> TASK INSTRUCTIONS:
How many of the lines below include "this"? Give the number and no other words.

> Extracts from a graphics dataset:
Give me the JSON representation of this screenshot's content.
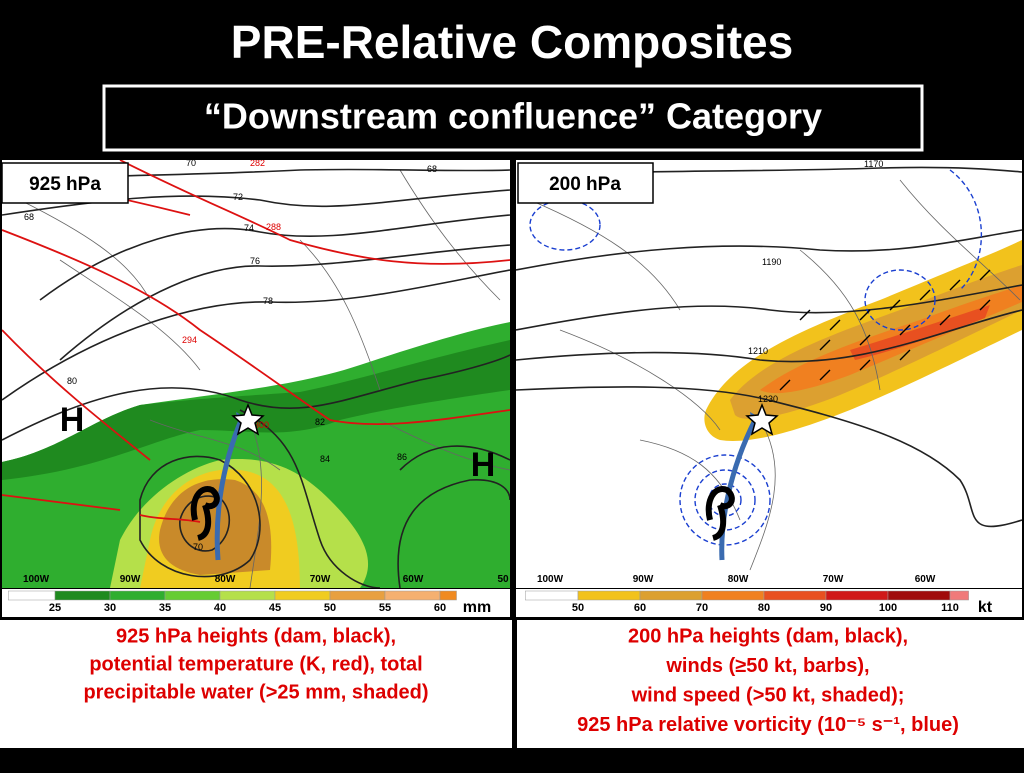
{
  "title": "PRE-Relative Composites",
  "subtitle": "“Downstream confluence” Category",
  "panels": [
    {
      "label": "925 hPa",
      "highs": [
        "H",
        "H"
      ],
      "height_labels": [
        70,
        68,
        68,
        72,
        74,
        76,
        78,
        80,
        82,
        84,
        86,
        70
      ],
      "theta_labels": [
        282,
        288,
        294,
        300
      ],
      "longitudes": [
        "100W",
        "90W",
        "80W",
        "70W",
        "60W",
        "50"
      ],
      "colorbar": {
        "levels": [
          25,
          30,
          35,
          40,
          45,
          50,
          55,
          60
        ],
        "unit": "mm",
        "colors": [
          "#ffffff",
          "#1f8a1f",
          "#2fae2f",
          "#66cc33",
          "#b5e04a",
          "#f0cc20",
          "#e8a040",
          "#f5b070",
          "#f08a20"
        ]
      },
      "caption": [
        "925 hPa heights (dam, black),",
        "potential temperature (K, red), total",
        "precipitable water (>25 mm, shaded)"
      ]
    },
    {
      "label": "200 hPa",
      "height_labels": [
        1170,
        1190,
        1210,
        1230
      ],
      "longitudes": [
        "100W",
        "90W",
        "80W",
        "70W",
        "60W"
      ],
      "colorbar": {
        "levels": [
          50,
          60,
          70,
          80,
          90,
          100,
          110
        ],
        "unit": "kt",
        "colors": [
          "#ffffff",
          "#f2c21c",
          "#dca030",
          "#f08020",
          "#e85020",
          "#d01818",
          "#a00c0c",
          "#f07a7a"
        ]
      },
      "caption": [
        "200 hPa heights (dam, black),",
        "winds (≥50 kt, barbs),",
        "wind speed (>50 kt, shaded);",
        "925 hPa relative vorticity (10⁻⁵ s⁻¹, blue)"
      ]
    }
  ]
}
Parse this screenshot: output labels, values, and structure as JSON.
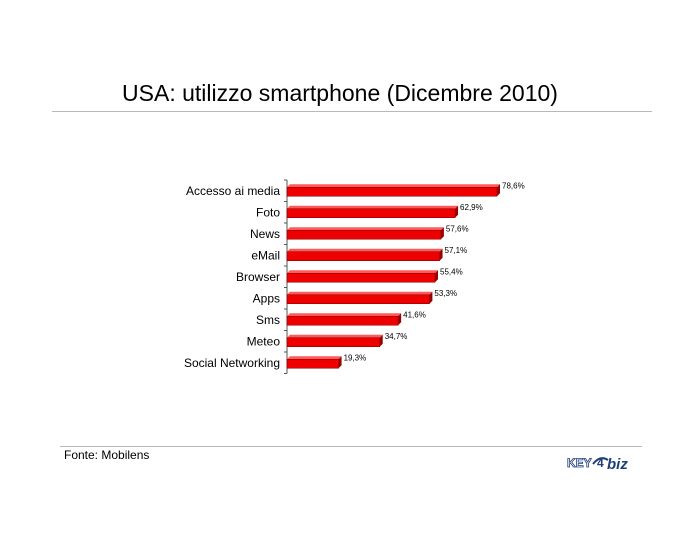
{
  "page": {
    "title": "USA: utilizzo smartphone (Dicembre 2010)",
    "source": "Fonte: Mobilens",
    "logo_text": "KEY4biz"
  },
  "chart_data": {
    "type": "bar",
    "orientation": "horizontal",
    "title": "USA: utilizzo smartphone (Dicembre 2010)",
    "categories": [
      "Accesso ai media",
      "Foto",
      "News",
      "eMail",
      "Browser",
      "Apps",
      "Sms",
      "Meteo",
      "Social Networking"
    ],
    "values": [
      78.6,
      62.9,
      57.6,
      57.1,
      55.4,
      53.3,
      41.6,
      34.7,
      19.3
    ],
    "value_labels": [
      "78,6%",
      "62,9%",
      "57,6%",
      "57,1%",
      "55,4%",
      "53,3%",
      "41,6%",
      "34,7%",
      "19,3%"
    ],
    "xlabel": "",
    "ylabel": "",
    "xlim": [
      0,
      100
    ],
    "grid": false,
    "legend": "none",
    "colors": {
      "bar": "#ee0000",
      "bar_side": "#990000",
      "bar_top": "#ff5a5a",
      "axis": "#555555"
    }
  }
}
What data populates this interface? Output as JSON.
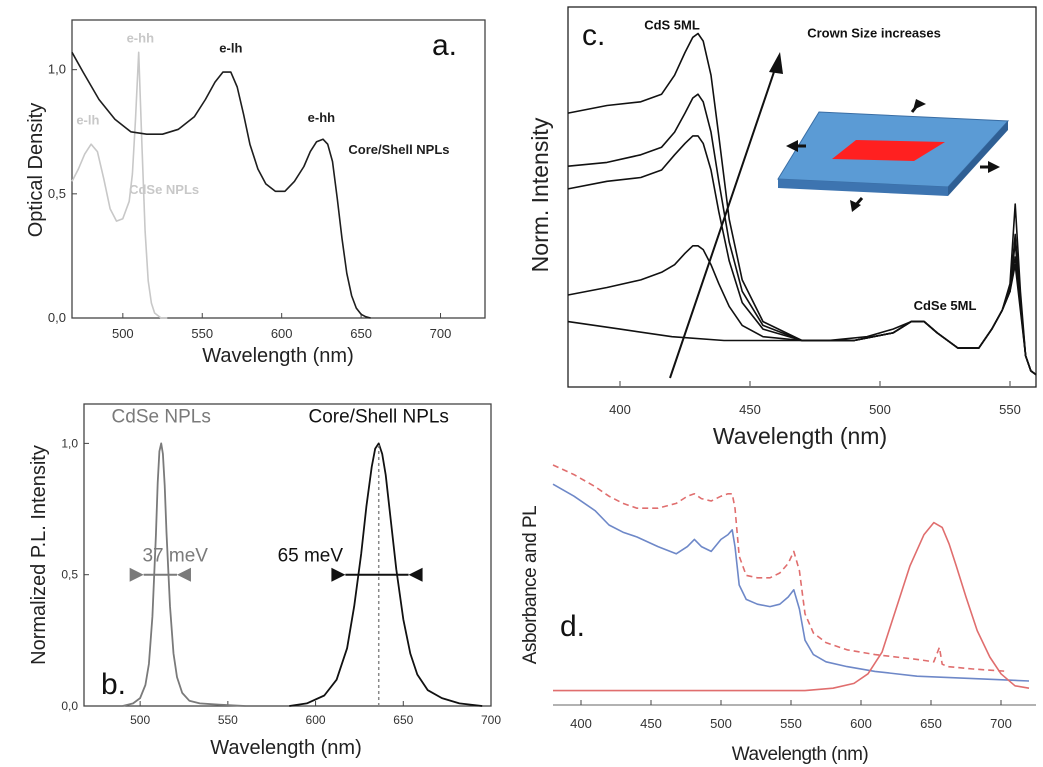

> WORKED SOLUTION:
3